Write out each line from the data below that includes the word "aber".
(Beginning of Given entries)
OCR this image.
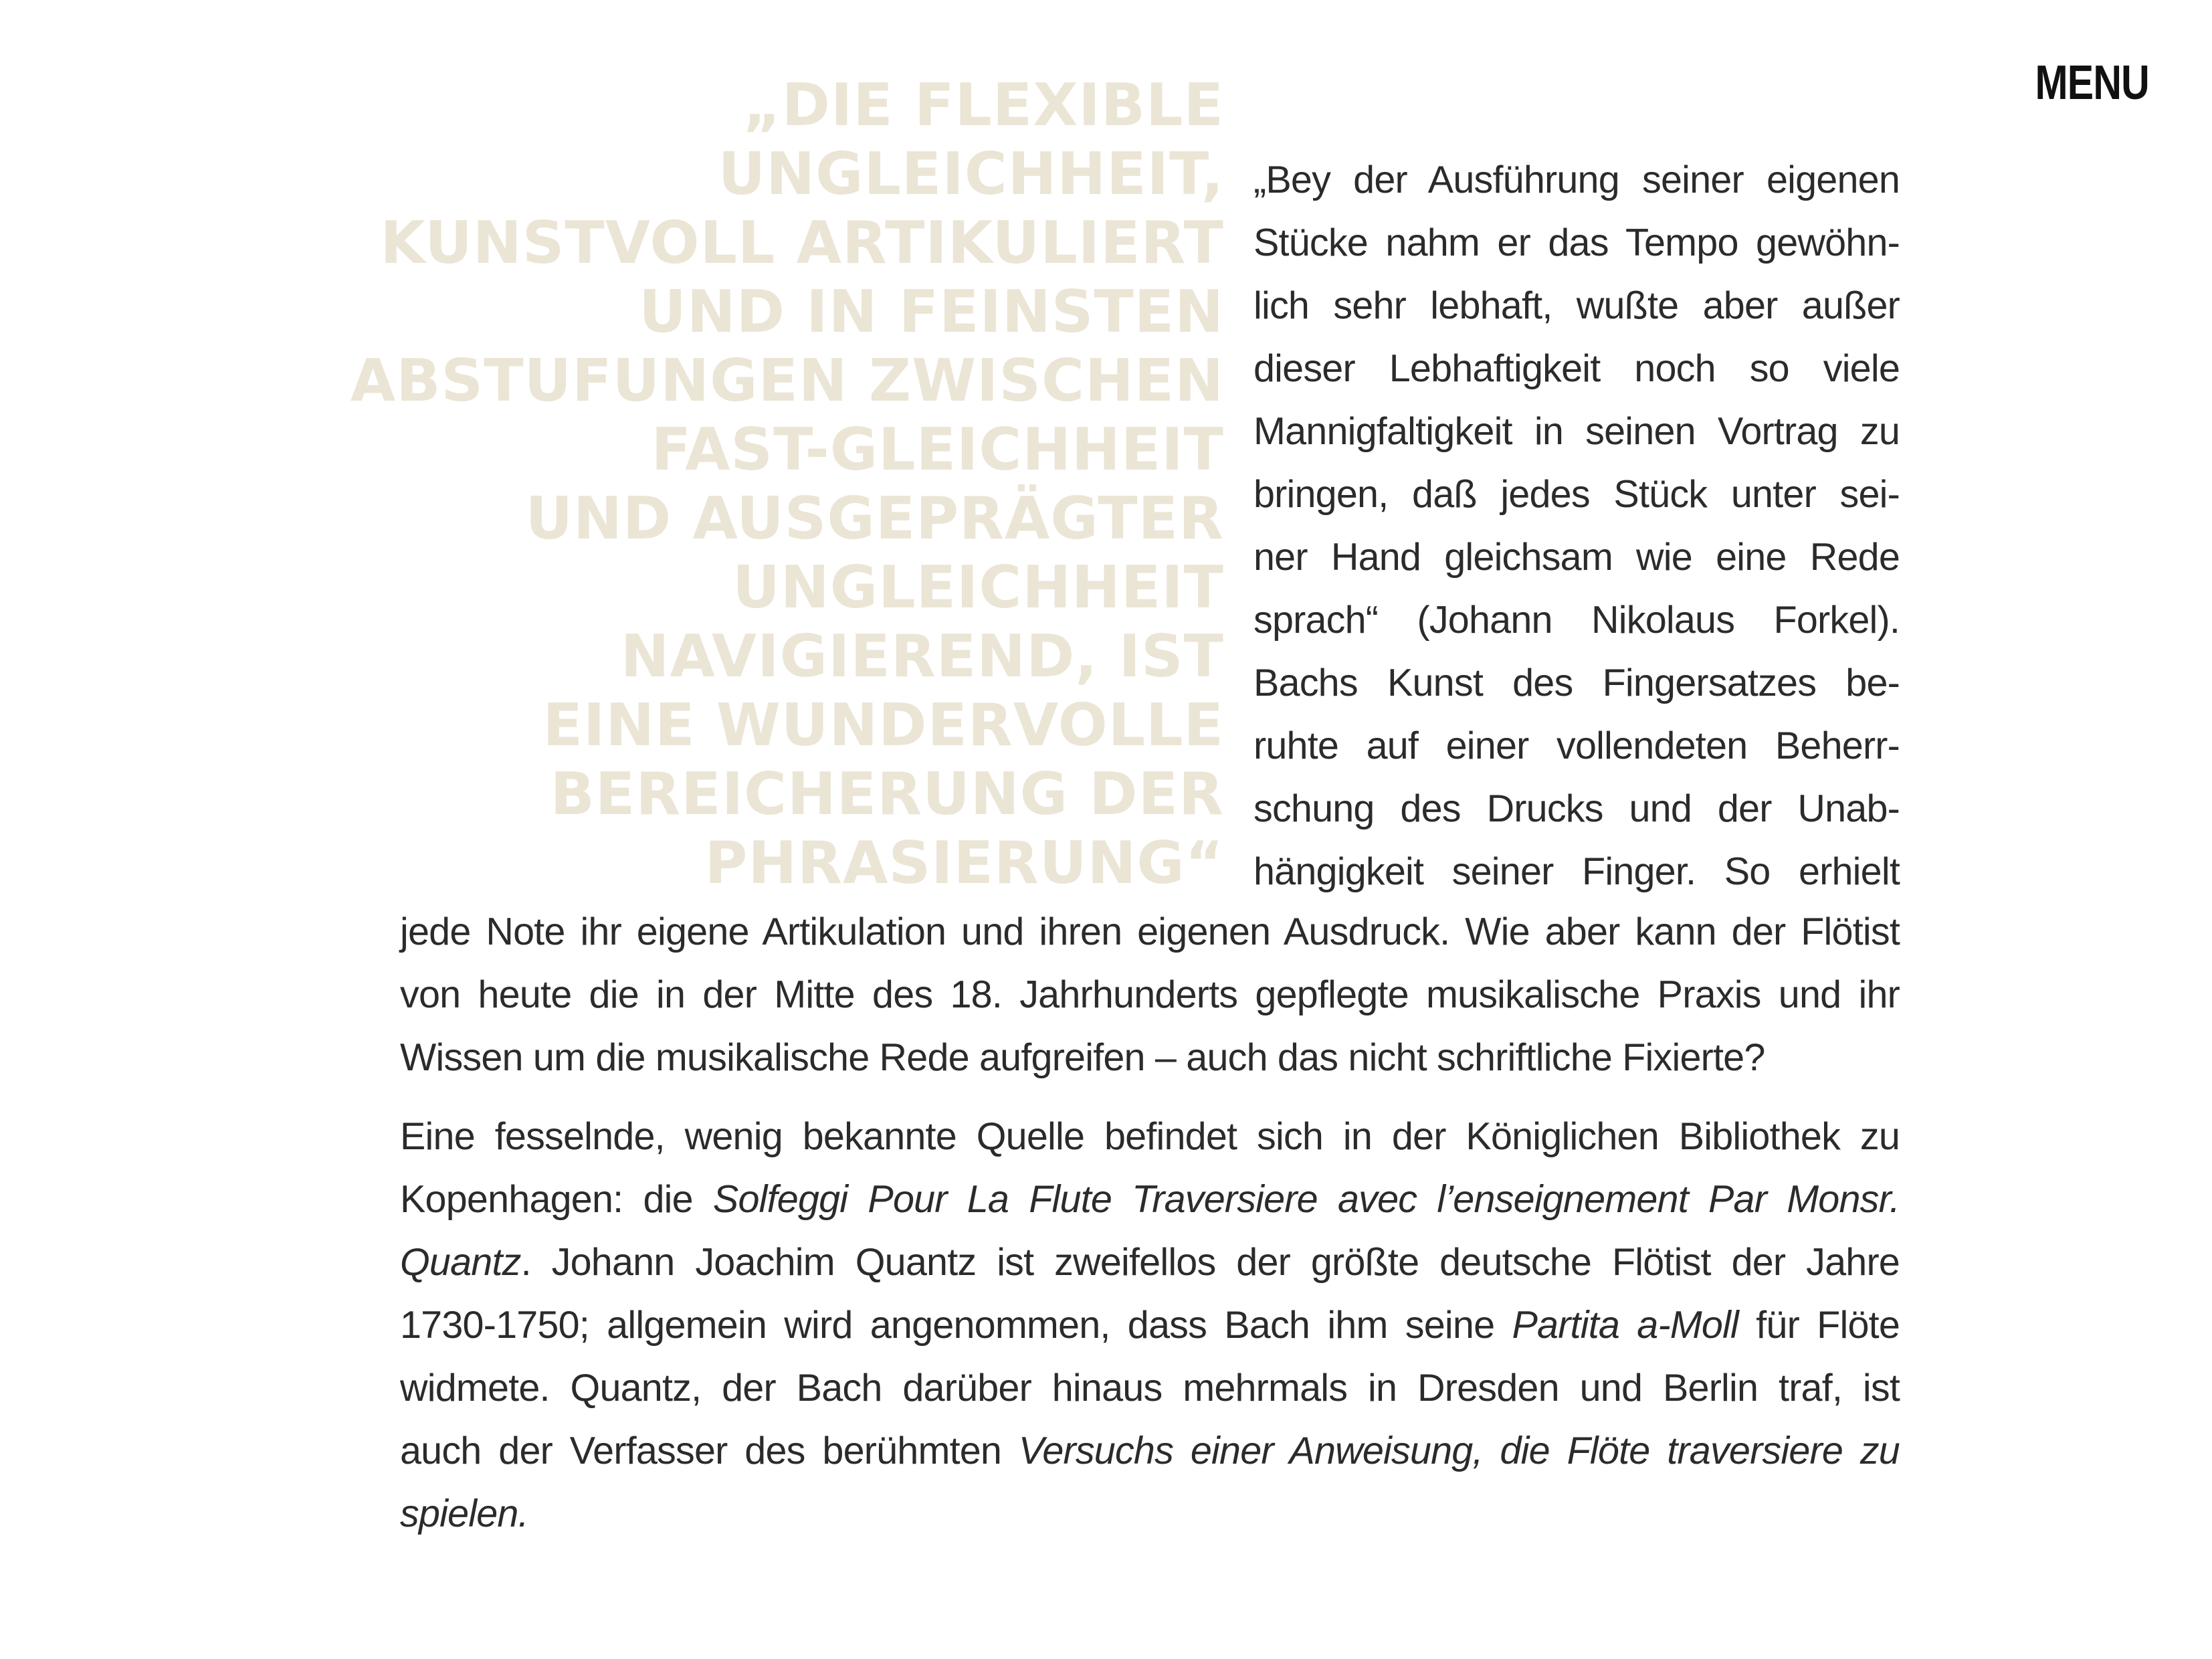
MENU
„DIE FLEXIBLE
UNGLEICHHEIT,
KUNSTVOLL ARTIKULIERT
UND IN FEINSTEN
ABSTUFUNGEN ZWISCHEN
FAST-GLEICHHEIT
UND AUSGEPRÄGTER
UNGLEICHHEIT
NAVIGIEREND, IST
EINE WUNDERVOLLE
BEREICHERUNG DER
PHRASIERUNG“
„Bey der Ausführung seiner eigenen
Stücke nahm er das Tempo gewöhn-
lich sehr lebhaft, wußte aber außer
dieser Lebhaftigkeit noch so viele
Mannigfaltigkeit in seinen Vortrag zu
bringen, daß jedes Stück unter sei-
ner Hand gleichsam wie eine Rede
sprach“ (Johann Nikolaus Forkel).
Bachs Kunst des Fingersatzes be-
ruhte auf einer vollendeten Beherr-
schung des Drucks und der Unab-
hängigkeit seiner Finger. So erhielt
jede Note ihr eigene Artikulation und ihren eigenen Ausdruck. Wie aber kann der Flötist
von heute die in der Mitte des 18. Jahrhunderts gepflegte musikalische Praxis und ihr
Wissen um die musikalische Rede aufgreifen – auch das nicht schriftliche Fixierte?
Eine fesselnde, wenig bekannte Quelle befindet sich in der Königlichen Bibliothek zu
Kopenhagen: die Solfeggi Pour La Flute Traversiere avec l’enseignement Par Monsr.
Quantz. Johann Joachim Quantz ist zweifellos der größte deutsche Flötist der Jahre
1730-1750; allgemein wird angenommen, dass Bach ihm seine Partita a-Moll für Flöte
widmete. Quantz, der Bach darüber hinaus mehrmals in Dresden und Berlin traf, ist
auch der Verfasser des berühmten Versuchs einer Anweisung, die Flöte traversiere zu
spielen.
(End of Given entries)
● **Result for this exercise**:
lich sehr lebhaft, wußte aber außer
jede Note ihr eigene Artikulation und ihren eigenen Ausdruck. Wie aber kann der Flötist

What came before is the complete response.